**Given task:** Reproduce each record exactly.

--- begin Stored records ---

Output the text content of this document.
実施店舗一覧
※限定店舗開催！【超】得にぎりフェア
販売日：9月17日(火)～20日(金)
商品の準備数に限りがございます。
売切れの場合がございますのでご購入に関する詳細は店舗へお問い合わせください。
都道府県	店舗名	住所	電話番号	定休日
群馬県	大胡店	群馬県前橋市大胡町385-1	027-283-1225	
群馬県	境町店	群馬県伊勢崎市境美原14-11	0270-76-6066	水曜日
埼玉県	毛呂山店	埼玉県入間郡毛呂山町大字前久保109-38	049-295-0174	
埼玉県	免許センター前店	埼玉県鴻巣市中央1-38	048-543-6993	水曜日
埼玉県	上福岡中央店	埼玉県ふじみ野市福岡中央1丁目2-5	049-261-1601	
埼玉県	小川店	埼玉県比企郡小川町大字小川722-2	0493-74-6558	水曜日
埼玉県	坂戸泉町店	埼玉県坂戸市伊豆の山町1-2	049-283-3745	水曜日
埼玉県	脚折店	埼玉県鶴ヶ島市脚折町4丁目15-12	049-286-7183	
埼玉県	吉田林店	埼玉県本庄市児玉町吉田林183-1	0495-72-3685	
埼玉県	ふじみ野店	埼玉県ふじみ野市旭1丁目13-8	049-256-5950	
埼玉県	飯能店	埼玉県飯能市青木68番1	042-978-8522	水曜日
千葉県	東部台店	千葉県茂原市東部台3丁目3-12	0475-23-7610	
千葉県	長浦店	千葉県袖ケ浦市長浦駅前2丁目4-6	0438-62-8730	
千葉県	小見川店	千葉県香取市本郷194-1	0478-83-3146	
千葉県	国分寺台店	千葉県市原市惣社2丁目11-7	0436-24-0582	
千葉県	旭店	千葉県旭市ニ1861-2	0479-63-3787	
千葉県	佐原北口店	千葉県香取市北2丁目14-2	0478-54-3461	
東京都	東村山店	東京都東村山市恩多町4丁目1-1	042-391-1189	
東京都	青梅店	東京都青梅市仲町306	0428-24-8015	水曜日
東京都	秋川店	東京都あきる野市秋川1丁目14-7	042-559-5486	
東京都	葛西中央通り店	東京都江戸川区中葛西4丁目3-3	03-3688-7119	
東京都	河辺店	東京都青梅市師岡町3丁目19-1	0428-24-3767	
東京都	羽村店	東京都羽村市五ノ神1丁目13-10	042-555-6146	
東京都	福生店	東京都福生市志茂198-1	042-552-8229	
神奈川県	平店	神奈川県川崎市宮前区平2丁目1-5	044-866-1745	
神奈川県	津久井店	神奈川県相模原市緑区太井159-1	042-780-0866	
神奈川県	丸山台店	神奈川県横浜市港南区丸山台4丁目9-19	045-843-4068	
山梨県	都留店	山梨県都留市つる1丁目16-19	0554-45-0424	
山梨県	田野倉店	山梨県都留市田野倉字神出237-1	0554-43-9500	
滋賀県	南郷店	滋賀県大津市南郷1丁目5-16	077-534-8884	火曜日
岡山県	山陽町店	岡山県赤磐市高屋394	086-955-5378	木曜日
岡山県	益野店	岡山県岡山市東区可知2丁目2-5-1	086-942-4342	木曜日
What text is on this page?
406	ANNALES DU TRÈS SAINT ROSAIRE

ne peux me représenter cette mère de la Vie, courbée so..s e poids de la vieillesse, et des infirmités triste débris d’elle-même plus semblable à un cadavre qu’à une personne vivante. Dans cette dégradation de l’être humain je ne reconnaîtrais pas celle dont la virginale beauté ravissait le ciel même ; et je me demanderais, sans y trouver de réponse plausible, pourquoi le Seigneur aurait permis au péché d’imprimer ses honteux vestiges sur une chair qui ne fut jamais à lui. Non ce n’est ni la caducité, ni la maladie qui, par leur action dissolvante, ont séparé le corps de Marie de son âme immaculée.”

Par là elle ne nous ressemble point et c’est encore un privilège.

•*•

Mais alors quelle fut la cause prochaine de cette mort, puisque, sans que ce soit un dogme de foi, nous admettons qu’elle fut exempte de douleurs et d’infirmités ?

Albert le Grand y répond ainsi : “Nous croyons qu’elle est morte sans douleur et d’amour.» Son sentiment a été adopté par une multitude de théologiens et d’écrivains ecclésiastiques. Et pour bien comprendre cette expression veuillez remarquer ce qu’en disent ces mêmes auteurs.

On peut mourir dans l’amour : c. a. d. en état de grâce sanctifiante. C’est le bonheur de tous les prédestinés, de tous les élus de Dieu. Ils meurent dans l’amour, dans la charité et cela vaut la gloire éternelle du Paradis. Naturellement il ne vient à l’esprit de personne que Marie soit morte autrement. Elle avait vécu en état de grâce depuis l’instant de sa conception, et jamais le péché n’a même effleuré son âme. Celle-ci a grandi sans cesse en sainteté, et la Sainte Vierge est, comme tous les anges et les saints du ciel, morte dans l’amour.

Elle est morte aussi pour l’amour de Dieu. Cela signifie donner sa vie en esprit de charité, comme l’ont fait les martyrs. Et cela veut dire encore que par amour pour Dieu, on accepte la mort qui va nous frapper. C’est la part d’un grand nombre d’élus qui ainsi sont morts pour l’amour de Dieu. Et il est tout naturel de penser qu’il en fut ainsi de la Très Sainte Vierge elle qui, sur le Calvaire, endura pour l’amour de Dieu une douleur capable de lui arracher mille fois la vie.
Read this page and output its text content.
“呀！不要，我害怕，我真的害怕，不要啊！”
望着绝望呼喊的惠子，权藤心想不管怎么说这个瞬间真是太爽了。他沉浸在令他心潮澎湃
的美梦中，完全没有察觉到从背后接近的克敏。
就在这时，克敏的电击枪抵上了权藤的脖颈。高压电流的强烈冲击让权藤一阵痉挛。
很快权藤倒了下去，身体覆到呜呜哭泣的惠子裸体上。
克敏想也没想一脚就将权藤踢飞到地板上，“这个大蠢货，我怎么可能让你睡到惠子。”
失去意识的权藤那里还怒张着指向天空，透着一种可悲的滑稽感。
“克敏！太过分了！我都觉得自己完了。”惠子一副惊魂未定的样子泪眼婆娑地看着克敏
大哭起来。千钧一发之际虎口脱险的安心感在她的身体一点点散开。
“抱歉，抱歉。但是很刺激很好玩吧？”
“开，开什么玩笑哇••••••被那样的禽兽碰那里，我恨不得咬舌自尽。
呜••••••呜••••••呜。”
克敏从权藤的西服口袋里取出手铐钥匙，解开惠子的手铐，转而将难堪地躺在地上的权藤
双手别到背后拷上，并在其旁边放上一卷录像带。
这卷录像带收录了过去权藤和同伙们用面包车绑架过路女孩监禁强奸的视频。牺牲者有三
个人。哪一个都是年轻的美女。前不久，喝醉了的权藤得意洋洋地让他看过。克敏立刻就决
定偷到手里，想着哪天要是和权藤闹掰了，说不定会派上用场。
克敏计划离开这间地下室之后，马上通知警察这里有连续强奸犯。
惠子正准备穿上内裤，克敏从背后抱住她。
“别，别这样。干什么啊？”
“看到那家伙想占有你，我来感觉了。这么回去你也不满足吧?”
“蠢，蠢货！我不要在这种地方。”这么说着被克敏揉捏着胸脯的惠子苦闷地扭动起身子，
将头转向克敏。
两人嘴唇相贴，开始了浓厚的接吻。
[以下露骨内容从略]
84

--- end Stored records ---

**Task response:**
Output the text content of this document.
実施店舗一覧
※限定店舗開催！【超】得にぎりフェア
販売日：9月17日(火)～20日(金)
商品の準備数に限りがございます。
売切れの場合がございますのでご購入に関する詳細は店舗へお問い合わせください。
都道府県	店舗名	住所	電話番号	定休日
群馬県	大胡店	群馬県前橋市大胡町385-1	027-283-1225	
群馬県	境町店	群馬県伊勢崎市境美原14-11	0270-76-6066	水曜日
埼玉県	毛呂山店	埼玉県入間郡毛呂山町大字前久保109-38	049-295-0174	
埼玉県	免許センター前店	埼玉県鴻巣市中央1-38	048-543-6993	水曜日
埼玉県	上福岡中央店	埼玉県ふじみ野市福岡中央1丁目2-5	049-261-1601	
埼玉県	小川店	埼玉県比企郡小川町大字小川722-2	0493-74-6558	水曜日
埼玉県	坂戸泉町店	埼玉県坂戸市伊豆の山町1-2	049-283-3745	水曜日
埼玉県	脚折店	埼玉県鶴ヶ島市脚折町4丁目15-12	049-286-7183	
埼玉県	吉田林店	埼玉県本庄市児玉町吉田林183-1	0495-72-3685	
埼玉県	ふじみ野店	埼玉県ふじみ野市旭1丁目13-8	049-256-5950	
埼玉県	飯能店	埼玉県飯能市青木68番1	042-978-8522	水曜日
千葉県	東部台店	千葉県茂原市東部台3丁目3-12	0475-23-7610	
千葉県	長浦店	千葉県袖ケ浦市長浦駅前2丁目4-6	0438-62-8730	
千葉県	小見川店	千葉県香取市本郷194-1	0478-83-3146	
千葉県	国分寺台店	千葉県市原市惣社2丁目11-7	0436-24-0582	
千葉県	旭店	千葉県旭市ニ1861-2	0479-63-3787	
千葉県	佐原北口店	千葉県香取市北2丁目14-2	0478-54-3461	
東京都	東村山店	東京都東村山市恩多町4丁目1-1	042-391-1189	
東京都	青梅店	東京都青梅市仲町306	0428-24-8015	水曜日
東京都	秋川店	東京都あきる野市秋川1丁目14-7	042-559-5486	
東京都	葛西中央通り店	東京都江戸川区中葛西4丁目3-3	03-3688-7119	
東京都	河辺店	東京都青梅市師岡町3丁目19-1	0428-24-3767	
東京都	羽村店	東京都羽村市五ノ神1丁目13-10	042-555-6146	
東京都	福生店	東京都福生市志茂198-1	042-552-8229	
神奈川県	平店	神奈川県川崎市宮前区平2丁目1-5	044-866-1745	
神奈川県	津久井店	神奈川県相模原市緑区太井159-1	042-780-0866	
神奈川県	丸山台店	神奈川県横浜市港南区丸山台4丁目9-19	045-843-4068	
山梨県	都留店	山梨県都留市つる1丁目16-19	0554-45-0424	
山梨県	田野倉店	山梨県都留市田野倉字神出237-1	0554-43-9500	
滋賀県	南郷店	滋賀県大津市南郷1丁目5-16	077-534-8884	火曜日
岡山県	山陽町店	岡山県赤磐市高屋394	086-955-5378	木曜日
岡山県	益野店	岡山県岡山市東区可知2丁目2-5-1	086-942-4342	木曜日
What text is on this page?
406	ANNALES DU TRÈS SAINT ROSAIRE

ne peux me représenter cette mère de la Vie, courbée so..s e poids de la vieillesse, et des infirmités triste débris d’elle-même plus semblable à un cadavre qu’à une personne vivante. Dans cette dégradation de l’être humain je ne reconnaîtrais pas celle dont la virginale beauté ravissait le ciel même ; et je me demanderais, sans y trouver de réponse plausible, pourquoi le Seigneur aurait permis au péché d’imprimer ses honteux vestiges sur une chair qui ne fut jamais à lui. Non ce n’est ni la caducité, ni la maladie qui, par leur action dissolvante, ont séparé le corps de Marie de son âme immaculée.”

Par là elle ne nous ressemble point et c’est encore un privilège.

•*•

Mais alors quelle fut la cause prochaine de cette mort, puisque, sans que ce soit un dogme de foi, nous admettons qu’elle fut exempte de douleurs et d’infirmités ?

Albert le Grand y répond ainsi : “Nous croyons qu’elle est morte sans douleur et d’amour.» Son sentiment a été adopté par une multitude de théologiens et d’écrivains ecclésiastiques. Et pour bien comprendre cette expression veuillez remarquer ce qu’en disent ces mêmes auteurs.

On peut mourir dans l’amour : c. a. d. en état de grâce sanctifiante. C’est le bonheur de tous les prédestinés, de tous les élus de Dieu. Ils meurent dans l’amour, dans la charité et cela vaut la gloire éternelle du Paradis. Naturellement il ne vient à l’esprit de personne que Marie soit morte autrement. Elle avait vécu en état de grâce depuis l’instant de sa conception, et jamais le péché n’a même effleuré son âme. Celle-ci a grandi sans cesse en sainteté, et la Sainte Vierge est, comme tous les anges et les saints du ciel, morte dans l’amour.

Elle est morte aussi pour l’amour de Dieu. Cela signifie donner sa vie en esprit de charité, comme l’ont fait les martyrs. Et cela veut dire encore que par amour pour Dieu, on accepte la mort qui va nous frapper. C’est la part d’un grand nombre d’élus qui ainsi sont morts pour l’amour de Dieu. Et il est tout naturel de penser qu’il en fut ainsi de la Très Sainte Vierge elle qui, sur le Calvaire, endura pour l’amour de Dieu une douleur capable de lui arracher mille fois la vie.
Read this page and output its text content.
“呀！不要，我害怕，我真的害怕，不要啊！”
望着绝望呼喊的惠子，权藤心想不管怎么说这个瞬间真是太爽了。他沉浸在令他心潮澎湃
的美梦中，完全没有察觉到从背后接近的克敏。
就在这时，克敏的电击枪抵上了权藤的脖颈。高压电流的强烈冲击让权藤一阵痉挛。
很快权藤倒了下去，身体覆到呜呜哭泣的惠子裸体上。
克敏想也没想一脚就将权藤踢飞到地板上，“这个大蠢货，我怎么可能让你睡到惠子。”
失去意识的权藤那里还怒张着指向天空，透着一种可悲的滑稽感。
“克敏！太过分了！我都觉得自己完了。”惠子一副惊魂未定的样子泪眼婆娑地看着克敏
大哭起来。千钧一发之际虎口脱险的安心感在她的身体一点点散开。
“抱歉，抱歉。但是很刺激很好玩吧？”
“开，开什么玩笑哇••••••被那样的禽兽碰那里，我恨不得咬舌自尽。
呜••••••呜••••••呜。”
克敏从权藤的西服口袋里取出手铐钥匙，解开惠子的手铐，转而将难堪地躺在地上的权藤
双手别到背后拷上，并在其旁边放上一卷录像带。
这卷录像带收录了过去权藤和同伙们用面包车绑架过路女孩监禁强奸的视频。牺牲者有三
个人。哪一个都是年轻的美女。前不久，喝醉了的权藤得意洋洋地让他看过。克敏立刻就决
定偷到手里，想着哪天要是和权藤闹掰了，说不定会派上用场。
克敏计划离开这间地下室之后，马上通知警察这里有连续强奸犯。
惠子正准备穿上内裤，克敏从背后抱住她。
“别，别这样。干什么啊？”
“看到那家伙想占有你，我来感觉了。这么回去你也不满足吧?”
“蠢，蠢货！我不要在这种地方。”这么说着被克敏揉捏着胸脯的惠子苦闷地扭动起身子，
将头转向克敏。
两人嘴唇相贴，开始了浓厚的接吻。
[以下露骨内容从略]
84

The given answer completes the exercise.